**Source data**
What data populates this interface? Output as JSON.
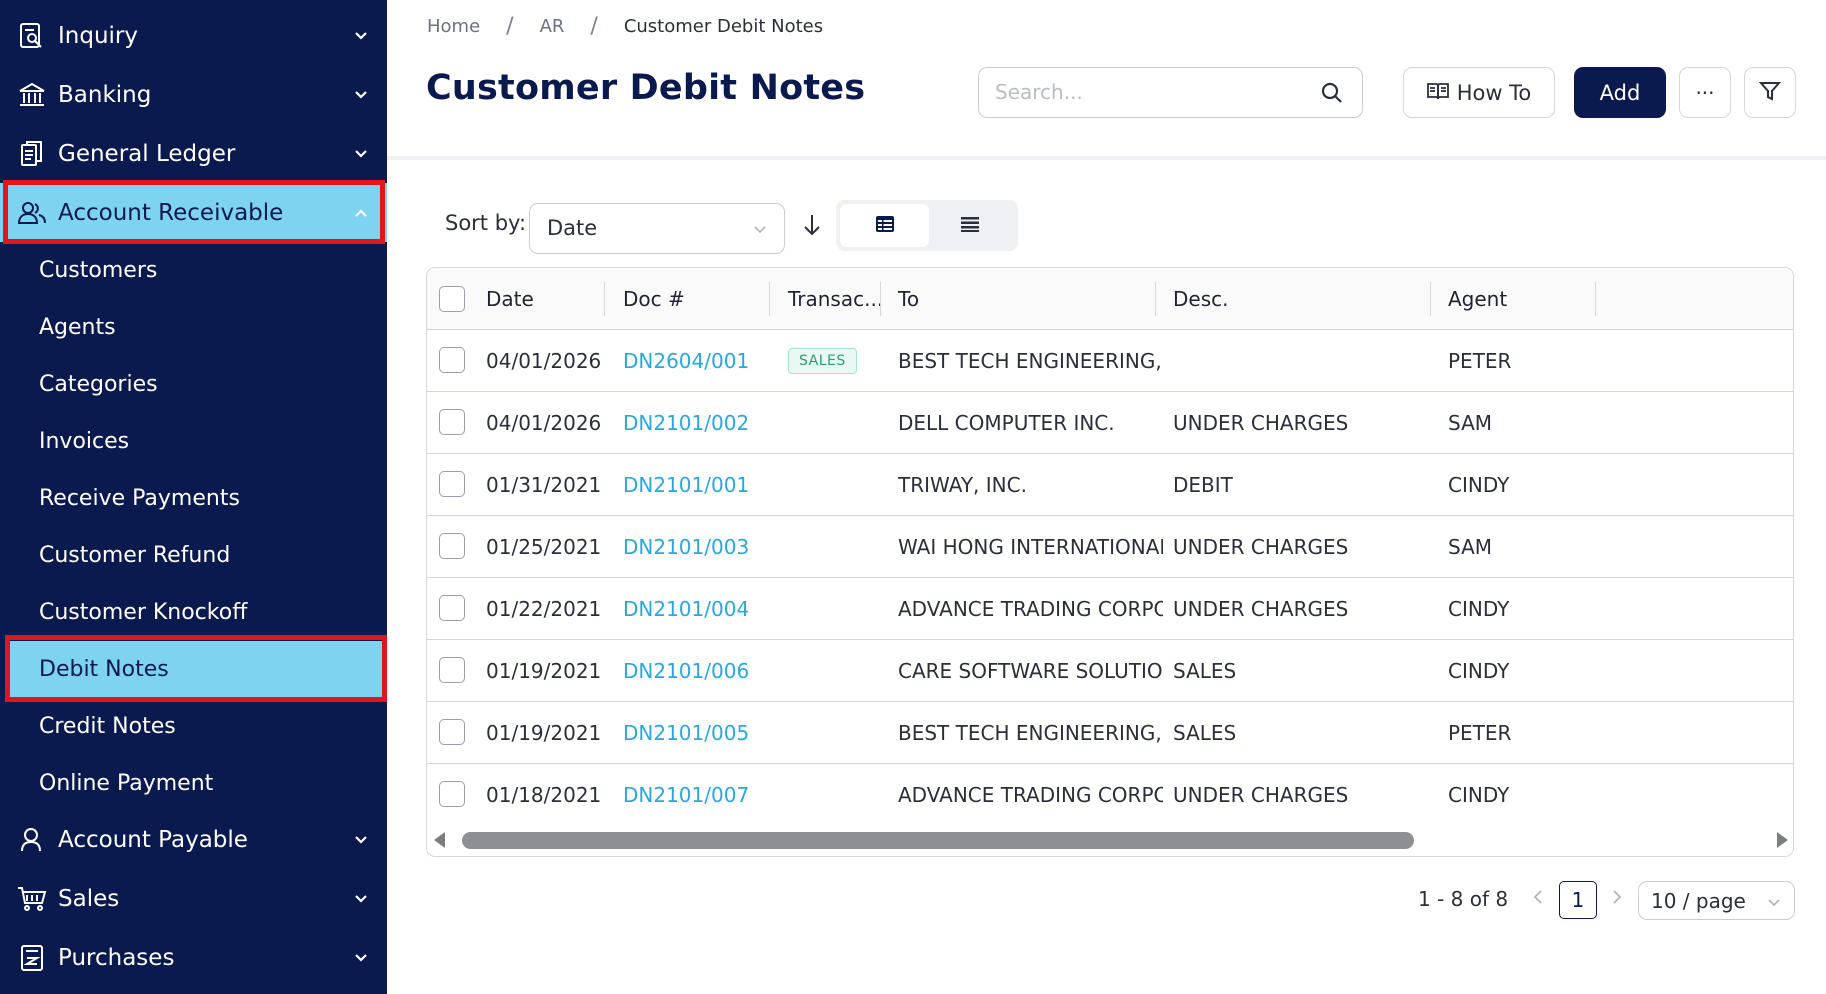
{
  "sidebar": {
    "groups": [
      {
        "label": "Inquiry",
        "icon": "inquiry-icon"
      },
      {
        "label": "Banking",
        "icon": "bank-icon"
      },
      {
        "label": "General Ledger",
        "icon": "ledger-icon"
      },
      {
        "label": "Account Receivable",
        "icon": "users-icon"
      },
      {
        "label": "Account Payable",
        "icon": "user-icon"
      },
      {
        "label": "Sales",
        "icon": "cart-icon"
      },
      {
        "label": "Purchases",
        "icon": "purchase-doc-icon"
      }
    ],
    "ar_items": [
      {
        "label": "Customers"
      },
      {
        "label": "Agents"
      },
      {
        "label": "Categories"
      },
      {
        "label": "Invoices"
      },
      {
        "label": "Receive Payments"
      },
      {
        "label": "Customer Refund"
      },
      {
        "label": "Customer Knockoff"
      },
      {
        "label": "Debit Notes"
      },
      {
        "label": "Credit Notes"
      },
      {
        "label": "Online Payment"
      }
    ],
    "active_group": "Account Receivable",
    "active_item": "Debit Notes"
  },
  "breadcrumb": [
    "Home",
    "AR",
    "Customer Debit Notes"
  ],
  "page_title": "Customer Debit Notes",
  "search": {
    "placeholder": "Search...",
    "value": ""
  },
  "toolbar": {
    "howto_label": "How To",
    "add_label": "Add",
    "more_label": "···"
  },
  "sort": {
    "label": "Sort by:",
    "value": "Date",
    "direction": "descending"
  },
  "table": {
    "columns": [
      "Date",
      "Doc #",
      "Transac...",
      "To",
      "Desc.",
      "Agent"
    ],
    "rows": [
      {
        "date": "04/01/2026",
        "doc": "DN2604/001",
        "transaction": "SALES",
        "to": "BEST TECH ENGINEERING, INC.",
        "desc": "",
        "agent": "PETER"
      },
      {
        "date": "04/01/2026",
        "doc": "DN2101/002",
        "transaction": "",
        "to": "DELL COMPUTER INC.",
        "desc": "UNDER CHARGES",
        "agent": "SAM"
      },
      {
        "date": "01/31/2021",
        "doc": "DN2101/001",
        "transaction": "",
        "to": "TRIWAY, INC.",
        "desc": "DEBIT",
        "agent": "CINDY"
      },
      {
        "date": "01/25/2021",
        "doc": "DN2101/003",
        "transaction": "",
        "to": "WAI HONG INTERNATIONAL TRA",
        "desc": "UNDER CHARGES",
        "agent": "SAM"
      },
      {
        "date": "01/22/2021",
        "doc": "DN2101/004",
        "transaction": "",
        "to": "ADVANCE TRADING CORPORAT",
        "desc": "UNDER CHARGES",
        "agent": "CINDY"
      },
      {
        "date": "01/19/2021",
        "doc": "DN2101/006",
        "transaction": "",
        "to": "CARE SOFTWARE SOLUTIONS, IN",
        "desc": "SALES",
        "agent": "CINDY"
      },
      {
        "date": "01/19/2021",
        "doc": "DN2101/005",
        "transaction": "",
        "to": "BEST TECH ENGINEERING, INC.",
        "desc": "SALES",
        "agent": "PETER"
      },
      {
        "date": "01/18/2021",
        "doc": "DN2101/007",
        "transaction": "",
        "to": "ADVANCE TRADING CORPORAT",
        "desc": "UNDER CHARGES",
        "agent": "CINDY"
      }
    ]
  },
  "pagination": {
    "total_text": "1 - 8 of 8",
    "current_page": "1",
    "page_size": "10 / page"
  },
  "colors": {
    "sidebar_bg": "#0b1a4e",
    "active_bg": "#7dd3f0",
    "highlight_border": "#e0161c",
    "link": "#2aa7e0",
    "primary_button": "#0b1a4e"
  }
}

==

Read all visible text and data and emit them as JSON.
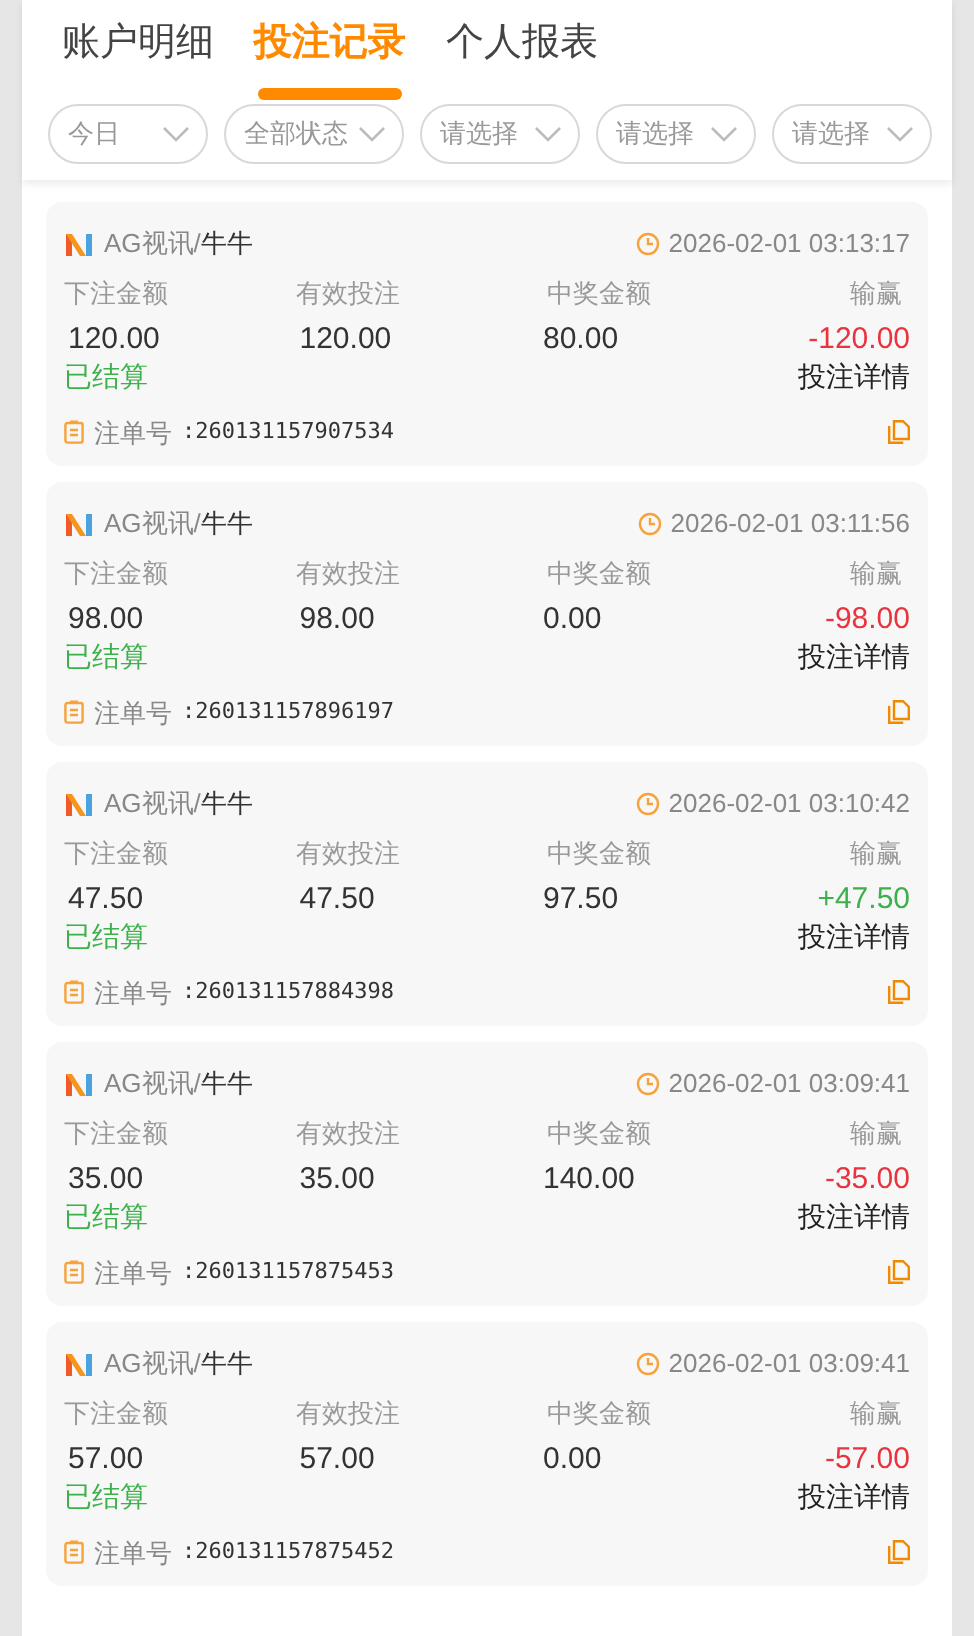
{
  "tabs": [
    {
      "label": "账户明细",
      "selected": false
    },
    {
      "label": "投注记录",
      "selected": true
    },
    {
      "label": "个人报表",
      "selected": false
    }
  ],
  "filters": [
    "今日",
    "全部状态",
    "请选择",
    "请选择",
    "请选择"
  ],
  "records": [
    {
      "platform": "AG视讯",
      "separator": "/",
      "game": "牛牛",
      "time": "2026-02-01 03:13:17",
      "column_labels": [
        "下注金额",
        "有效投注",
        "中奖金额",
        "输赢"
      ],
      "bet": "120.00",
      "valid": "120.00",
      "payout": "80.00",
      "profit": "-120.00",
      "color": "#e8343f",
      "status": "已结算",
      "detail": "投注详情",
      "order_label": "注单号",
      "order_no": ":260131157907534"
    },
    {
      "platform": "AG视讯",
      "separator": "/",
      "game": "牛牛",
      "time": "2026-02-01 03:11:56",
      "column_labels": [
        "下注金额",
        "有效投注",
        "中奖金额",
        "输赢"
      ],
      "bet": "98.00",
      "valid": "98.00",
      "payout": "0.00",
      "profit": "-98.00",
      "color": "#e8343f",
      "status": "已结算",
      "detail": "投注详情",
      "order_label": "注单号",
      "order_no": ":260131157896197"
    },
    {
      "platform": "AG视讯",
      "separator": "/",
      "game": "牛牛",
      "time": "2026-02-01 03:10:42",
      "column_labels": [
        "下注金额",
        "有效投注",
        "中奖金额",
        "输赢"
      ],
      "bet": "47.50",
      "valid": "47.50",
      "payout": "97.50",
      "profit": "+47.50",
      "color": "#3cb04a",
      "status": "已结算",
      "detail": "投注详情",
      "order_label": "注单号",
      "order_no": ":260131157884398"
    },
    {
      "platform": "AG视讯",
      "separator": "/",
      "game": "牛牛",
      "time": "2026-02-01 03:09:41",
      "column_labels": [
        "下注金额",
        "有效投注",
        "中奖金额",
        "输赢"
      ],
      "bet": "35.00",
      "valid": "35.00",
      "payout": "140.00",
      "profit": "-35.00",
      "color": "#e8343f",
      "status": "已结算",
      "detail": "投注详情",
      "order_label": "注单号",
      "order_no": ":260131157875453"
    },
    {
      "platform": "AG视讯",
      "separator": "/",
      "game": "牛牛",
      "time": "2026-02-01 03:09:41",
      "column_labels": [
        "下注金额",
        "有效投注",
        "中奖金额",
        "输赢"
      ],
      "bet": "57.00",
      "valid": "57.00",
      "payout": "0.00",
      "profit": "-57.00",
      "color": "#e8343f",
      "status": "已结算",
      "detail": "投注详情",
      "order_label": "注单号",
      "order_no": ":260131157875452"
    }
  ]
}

**Written problem**
Which lines above contain the word "Receivable"? Copy each of them.

**Result of this exercise**
        "label": "Account Receivable",
    "active_group": "Account Receivable",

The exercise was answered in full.